> **THE REQUEST**
Render the material again word for word, skipping the pictures in it.
────────────────────
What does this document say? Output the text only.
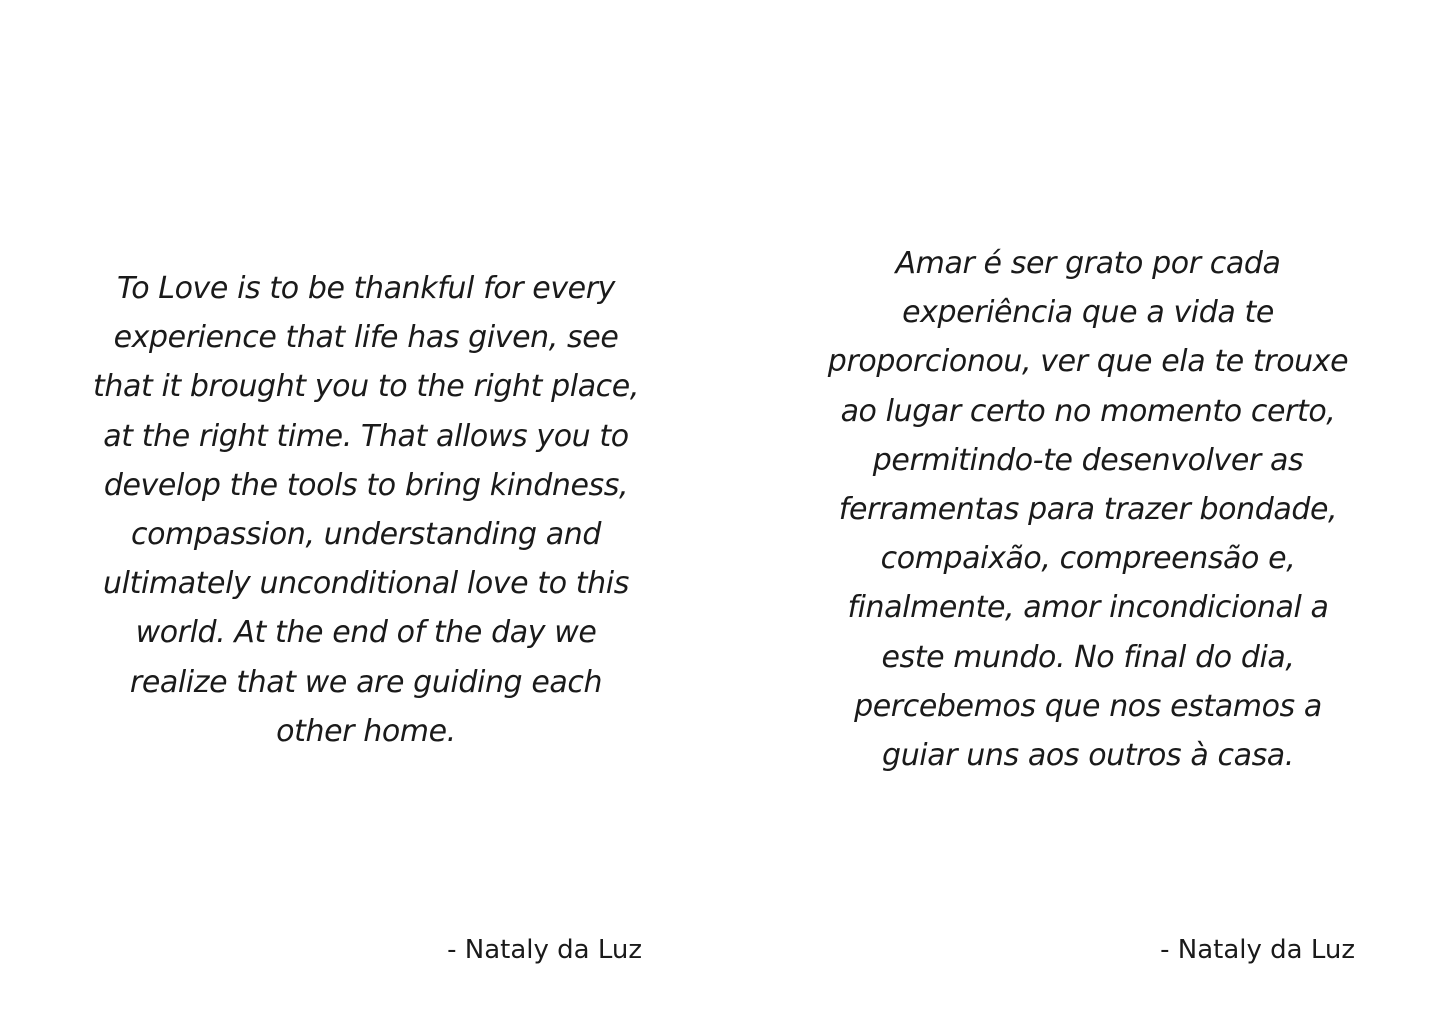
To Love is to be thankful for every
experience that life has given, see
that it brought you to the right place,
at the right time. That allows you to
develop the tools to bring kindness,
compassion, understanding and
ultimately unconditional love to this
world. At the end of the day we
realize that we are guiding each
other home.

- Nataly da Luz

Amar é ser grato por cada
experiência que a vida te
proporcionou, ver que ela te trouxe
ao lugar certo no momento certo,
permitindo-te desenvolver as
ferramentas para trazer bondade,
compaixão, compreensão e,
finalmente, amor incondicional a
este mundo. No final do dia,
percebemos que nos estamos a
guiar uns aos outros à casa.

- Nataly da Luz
────────────────────
> **EXPECTED ANSWER**
What does this document say? Output the text only.
To Love is to be thankful for every
experience that life has given, see
that it brought you to the right place,
at the right time. That allows you to
develop the tools to bring kindness,
compassion, understanding and
ultimately unconditional love to this
world. At the end of the day we
realize that we are guiding each
other home.

- Nataly da Luz

Amar é ser grato por cada
experiência que a vida te
proporcionou, ver que ela te trouxe
ao lugar certo no momento certo,
permitindo-te desenvolver as
ferramentas para trazer bondade,
compaixão, compreensão e,
finalmente, amor incondicional a
este mundo. No final do dia,
percebemos que nos estamos a
guiar uns aos outros à casa.

- Nataly da Luz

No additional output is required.